ASSIGNMENT: Within the listing below, please show every line carrying the string "fill".

AVAILABLE DATA:
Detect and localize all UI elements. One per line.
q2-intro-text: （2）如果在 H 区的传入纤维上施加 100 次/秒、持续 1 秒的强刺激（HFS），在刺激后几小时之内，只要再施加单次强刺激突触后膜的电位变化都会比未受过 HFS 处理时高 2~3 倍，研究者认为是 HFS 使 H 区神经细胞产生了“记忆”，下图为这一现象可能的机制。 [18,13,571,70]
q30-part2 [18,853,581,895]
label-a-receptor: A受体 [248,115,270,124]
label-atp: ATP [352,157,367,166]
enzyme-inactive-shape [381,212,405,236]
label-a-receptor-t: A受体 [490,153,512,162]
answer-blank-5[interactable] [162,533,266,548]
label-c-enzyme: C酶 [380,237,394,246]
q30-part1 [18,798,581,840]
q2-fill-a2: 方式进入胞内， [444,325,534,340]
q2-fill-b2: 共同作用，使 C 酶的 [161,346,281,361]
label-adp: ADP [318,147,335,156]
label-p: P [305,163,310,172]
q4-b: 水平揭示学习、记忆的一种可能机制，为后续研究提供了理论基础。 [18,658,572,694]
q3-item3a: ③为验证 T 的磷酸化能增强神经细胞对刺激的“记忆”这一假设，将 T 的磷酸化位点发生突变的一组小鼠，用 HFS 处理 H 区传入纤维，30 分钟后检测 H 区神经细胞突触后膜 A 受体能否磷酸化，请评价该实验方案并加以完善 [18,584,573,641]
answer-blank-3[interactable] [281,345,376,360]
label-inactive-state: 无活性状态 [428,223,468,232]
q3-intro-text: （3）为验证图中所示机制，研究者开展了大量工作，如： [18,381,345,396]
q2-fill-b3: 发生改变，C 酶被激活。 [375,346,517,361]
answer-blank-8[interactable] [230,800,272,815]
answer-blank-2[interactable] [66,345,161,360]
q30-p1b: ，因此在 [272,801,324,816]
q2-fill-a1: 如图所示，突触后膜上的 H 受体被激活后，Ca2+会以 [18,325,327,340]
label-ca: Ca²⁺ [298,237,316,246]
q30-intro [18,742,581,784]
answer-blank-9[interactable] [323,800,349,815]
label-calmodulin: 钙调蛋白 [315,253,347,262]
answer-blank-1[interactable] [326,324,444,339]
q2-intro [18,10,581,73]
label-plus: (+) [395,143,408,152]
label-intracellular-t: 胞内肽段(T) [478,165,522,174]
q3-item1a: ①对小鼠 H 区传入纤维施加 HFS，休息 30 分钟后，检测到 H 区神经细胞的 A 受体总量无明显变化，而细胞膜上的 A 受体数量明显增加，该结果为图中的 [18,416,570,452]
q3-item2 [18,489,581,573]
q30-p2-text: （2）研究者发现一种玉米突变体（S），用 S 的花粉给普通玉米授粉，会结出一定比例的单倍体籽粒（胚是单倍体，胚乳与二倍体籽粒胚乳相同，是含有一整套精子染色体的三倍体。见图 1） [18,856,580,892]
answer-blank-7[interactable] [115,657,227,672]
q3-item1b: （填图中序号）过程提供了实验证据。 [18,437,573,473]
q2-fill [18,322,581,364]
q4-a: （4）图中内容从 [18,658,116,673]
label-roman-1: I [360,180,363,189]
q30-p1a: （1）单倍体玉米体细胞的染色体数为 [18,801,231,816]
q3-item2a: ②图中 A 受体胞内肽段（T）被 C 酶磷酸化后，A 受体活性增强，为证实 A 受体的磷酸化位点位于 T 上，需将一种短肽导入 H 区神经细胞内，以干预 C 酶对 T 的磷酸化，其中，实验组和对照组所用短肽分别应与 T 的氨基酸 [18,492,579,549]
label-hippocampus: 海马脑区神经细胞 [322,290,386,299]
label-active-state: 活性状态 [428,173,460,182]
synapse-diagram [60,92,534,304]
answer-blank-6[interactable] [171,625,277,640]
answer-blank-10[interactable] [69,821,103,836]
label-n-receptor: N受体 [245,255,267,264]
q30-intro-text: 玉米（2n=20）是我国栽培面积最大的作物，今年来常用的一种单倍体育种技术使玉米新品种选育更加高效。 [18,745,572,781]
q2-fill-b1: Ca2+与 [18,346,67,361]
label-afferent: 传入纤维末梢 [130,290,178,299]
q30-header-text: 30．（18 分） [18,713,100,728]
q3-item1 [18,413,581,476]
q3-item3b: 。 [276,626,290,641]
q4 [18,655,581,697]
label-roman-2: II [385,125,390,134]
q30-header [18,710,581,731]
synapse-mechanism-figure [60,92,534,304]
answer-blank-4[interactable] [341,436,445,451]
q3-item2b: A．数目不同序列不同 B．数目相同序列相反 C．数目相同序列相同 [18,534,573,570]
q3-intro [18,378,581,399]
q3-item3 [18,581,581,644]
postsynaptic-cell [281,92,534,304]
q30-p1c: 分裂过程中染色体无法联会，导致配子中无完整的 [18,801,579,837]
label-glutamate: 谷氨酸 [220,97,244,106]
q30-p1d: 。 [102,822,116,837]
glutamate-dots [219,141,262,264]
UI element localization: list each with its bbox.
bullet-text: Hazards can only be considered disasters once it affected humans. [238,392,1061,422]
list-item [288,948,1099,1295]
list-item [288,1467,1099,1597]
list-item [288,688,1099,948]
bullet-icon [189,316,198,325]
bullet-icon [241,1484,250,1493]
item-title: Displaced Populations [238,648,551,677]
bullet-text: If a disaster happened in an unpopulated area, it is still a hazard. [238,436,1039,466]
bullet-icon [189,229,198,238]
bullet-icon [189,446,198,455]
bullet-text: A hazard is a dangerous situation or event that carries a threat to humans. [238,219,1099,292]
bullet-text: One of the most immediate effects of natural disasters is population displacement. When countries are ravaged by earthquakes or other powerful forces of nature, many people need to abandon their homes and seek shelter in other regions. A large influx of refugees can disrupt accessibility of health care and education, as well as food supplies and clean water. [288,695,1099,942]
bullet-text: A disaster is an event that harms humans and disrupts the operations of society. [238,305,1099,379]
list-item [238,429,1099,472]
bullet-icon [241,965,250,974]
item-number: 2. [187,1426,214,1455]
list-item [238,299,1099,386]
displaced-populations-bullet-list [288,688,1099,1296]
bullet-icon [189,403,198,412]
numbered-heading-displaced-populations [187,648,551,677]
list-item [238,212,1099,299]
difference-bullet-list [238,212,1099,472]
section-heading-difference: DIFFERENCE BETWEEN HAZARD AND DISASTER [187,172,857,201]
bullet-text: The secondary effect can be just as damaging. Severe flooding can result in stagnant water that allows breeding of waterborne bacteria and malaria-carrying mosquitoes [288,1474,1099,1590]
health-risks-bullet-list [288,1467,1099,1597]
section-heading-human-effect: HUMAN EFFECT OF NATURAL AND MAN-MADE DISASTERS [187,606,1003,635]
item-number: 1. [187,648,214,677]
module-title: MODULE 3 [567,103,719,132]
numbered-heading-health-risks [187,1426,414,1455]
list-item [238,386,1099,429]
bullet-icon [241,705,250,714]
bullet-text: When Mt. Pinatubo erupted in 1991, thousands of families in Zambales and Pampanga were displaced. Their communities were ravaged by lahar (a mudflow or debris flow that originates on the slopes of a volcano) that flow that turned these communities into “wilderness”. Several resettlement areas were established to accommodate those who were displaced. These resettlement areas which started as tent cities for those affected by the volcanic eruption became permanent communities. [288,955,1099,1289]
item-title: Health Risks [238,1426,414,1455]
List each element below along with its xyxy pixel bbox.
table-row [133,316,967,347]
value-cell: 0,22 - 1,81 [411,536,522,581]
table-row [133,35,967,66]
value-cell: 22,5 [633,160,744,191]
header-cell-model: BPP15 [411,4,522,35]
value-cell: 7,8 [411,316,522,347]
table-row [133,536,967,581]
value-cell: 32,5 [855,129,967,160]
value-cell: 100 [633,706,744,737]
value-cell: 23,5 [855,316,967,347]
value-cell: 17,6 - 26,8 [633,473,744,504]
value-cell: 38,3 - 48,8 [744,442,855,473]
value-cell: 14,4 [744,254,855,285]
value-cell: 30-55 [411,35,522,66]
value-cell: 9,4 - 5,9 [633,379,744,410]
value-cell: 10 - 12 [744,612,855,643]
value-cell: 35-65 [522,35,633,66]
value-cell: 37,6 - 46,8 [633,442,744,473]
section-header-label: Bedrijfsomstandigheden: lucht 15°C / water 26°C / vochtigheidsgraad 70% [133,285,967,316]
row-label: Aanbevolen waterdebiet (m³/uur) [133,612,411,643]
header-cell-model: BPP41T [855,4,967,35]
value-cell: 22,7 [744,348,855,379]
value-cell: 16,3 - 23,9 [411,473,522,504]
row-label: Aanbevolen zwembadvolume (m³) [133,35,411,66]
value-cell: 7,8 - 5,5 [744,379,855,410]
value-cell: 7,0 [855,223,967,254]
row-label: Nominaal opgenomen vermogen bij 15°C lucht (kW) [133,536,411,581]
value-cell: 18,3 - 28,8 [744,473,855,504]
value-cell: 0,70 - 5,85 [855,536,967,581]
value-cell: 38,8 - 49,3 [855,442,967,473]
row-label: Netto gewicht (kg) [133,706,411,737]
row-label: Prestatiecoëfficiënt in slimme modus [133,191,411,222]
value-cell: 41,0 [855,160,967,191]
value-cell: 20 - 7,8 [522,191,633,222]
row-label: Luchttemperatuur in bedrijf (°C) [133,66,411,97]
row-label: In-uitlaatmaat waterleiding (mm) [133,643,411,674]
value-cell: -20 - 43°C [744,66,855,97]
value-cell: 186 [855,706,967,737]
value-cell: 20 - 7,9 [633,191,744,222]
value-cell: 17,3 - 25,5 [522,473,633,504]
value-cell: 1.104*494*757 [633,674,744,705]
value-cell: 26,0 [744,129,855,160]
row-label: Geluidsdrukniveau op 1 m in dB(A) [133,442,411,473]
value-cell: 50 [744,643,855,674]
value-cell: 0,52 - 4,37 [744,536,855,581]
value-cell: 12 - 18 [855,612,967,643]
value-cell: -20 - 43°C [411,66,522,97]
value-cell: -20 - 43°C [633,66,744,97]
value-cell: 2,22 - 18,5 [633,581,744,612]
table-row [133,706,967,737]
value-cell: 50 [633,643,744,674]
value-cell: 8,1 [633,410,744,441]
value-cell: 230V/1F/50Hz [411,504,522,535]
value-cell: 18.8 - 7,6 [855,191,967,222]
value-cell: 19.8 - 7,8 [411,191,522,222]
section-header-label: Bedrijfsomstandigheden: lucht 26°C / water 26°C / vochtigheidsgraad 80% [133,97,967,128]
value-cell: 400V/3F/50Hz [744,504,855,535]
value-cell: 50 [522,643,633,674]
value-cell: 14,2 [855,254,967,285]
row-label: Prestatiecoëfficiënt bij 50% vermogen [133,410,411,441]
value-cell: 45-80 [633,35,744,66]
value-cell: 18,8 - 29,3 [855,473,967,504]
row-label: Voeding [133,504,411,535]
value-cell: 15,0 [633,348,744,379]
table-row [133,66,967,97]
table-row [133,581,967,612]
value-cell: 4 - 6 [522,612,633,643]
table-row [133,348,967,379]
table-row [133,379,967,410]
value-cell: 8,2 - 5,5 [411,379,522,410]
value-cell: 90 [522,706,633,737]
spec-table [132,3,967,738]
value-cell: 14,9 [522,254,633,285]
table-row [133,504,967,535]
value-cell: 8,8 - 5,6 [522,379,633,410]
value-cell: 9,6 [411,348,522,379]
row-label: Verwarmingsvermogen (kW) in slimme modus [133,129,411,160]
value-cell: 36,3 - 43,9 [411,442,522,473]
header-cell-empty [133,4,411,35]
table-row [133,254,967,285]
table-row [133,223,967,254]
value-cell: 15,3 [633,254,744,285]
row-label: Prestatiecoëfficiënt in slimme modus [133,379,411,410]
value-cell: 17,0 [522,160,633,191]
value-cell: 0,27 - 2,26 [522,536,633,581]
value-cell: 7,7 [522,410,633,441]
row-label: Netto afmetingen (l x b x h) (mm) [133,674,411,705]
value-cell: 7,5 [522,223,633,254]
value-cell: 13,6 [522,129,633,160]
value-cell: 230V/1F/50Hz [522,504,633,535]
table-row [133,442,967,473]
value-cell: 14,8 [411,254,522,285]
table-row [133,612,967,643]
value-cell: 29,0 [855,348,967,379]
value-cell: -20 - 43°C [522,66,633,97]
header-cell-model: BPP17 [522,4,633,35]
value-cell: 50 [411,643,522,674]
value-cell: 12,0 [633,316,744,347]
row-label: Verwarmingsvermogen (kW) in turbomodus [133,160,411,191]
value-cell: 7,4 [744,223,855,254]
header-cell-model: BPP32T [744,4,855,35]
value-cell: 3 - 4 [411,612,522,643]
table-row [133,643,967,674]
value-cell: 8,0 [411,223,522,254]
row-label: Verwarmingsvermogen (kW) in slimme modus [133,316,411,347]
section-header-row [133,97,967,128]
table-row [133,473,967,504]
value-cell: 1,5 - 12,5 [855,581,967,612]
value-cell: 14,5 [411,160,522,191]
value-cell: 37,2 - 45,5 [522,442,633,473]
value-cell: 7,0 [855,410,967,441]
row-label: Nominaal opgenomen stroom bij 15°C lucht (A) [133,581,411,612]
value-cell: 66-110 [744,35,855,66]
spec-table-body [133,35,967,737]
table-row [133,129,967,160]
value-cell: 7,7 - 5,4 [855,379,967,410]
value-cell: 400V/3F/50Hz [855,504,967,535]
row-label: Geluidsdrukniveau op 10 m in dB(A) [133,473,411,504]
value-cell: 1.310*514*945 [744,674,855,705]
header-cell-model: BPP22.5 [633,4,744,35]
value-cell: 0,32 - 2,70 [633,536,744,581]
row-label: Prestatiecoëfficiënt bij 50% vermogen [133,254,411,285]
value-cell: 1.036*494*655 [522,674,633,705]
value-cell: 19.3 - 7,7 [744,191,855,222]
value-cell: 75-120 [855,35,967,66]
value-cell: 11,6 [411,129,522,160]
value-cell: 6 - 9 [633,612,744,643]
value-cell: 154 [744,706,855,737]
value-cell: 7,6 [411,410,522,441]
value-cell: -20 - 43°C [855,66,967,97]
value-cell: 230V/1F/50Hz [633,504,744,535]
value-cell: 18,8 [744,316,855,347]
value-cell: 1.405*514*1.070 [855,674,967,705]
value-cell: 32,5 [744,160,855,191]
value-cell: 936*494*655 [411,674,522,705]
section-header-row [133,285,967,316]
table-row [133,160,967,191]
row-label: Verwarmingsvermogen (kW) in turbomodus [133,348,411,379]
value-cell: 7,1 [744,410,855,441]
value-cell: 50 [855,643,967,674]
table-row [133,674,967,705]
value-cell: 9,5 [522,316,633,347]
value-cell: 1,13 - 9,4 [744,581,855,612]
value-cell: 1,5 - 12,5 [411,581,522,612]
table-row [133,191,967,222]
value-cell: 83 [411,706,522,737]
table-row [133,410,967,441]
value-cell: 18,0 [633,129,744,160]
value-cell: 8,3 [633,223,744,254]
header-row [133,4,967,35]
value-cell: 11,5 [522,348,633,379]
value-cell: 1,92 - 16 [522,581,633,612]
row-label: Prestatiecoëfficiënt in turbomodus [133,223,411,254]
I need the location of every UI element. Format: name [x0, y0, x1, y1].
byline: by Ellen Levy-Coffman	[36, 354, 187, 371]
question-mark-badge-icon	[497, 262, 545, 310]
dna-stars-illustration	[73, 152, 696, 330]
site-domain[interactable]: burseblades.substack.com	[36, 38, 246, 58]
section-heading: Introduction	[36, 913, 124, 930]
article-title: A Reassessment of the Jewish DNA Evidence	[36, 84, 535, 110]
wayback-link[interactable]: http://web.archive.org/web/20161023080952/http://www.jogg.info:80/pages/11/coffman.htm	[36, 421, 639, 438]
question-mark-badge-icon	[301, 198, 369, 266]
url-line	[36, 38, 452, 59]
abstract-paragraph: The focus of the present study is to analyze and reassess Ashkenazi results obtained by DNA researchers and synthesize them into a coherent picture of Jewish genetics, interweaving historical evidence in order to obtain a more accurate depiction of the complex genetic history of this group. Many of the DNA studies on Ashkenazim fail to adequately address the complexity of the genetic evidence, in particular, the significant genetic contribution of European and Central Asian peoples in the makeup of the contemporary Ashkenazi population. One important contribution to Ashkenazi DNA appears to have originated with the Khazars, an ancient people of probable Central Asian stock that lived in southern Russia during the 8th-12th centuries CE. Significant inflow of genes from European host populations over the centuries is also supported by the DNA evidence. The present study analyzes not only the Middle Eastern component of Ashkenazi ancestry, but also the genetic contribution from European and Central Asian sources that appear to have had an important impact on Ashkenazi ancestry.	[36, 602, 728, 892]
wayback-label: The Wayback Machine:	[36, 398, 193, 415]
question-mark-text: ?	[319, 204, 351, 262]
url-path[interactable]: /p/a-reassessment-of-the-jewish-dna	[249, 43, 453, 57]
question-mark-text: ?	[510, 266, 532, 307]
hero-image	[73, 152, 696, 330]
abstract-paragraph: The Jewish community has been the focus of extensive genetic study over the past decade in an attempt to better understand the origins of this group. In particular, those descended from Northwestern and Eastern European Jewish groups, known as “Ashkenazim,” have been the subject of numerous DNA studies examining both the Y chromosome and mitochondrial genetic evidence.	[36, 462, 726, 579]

TASK RESPONSE:
q2-fill-a2: 方式进入胞内， [444,325,534,340]
q2-fill-b2: 共同作用，使 C 酶的 [161,346,281,361]
q2-fill-b3: 发生改变，C 酶被激活。 [375,346,517,361]
q2-fill-a1: 如图所示，突触后膜上的 H 受体被激活后，Ca2+会以 [18,325,327,340]
q2-fill [18,322,581,364]
q2-fill-b1: Ca2+与 [18,346,67,361]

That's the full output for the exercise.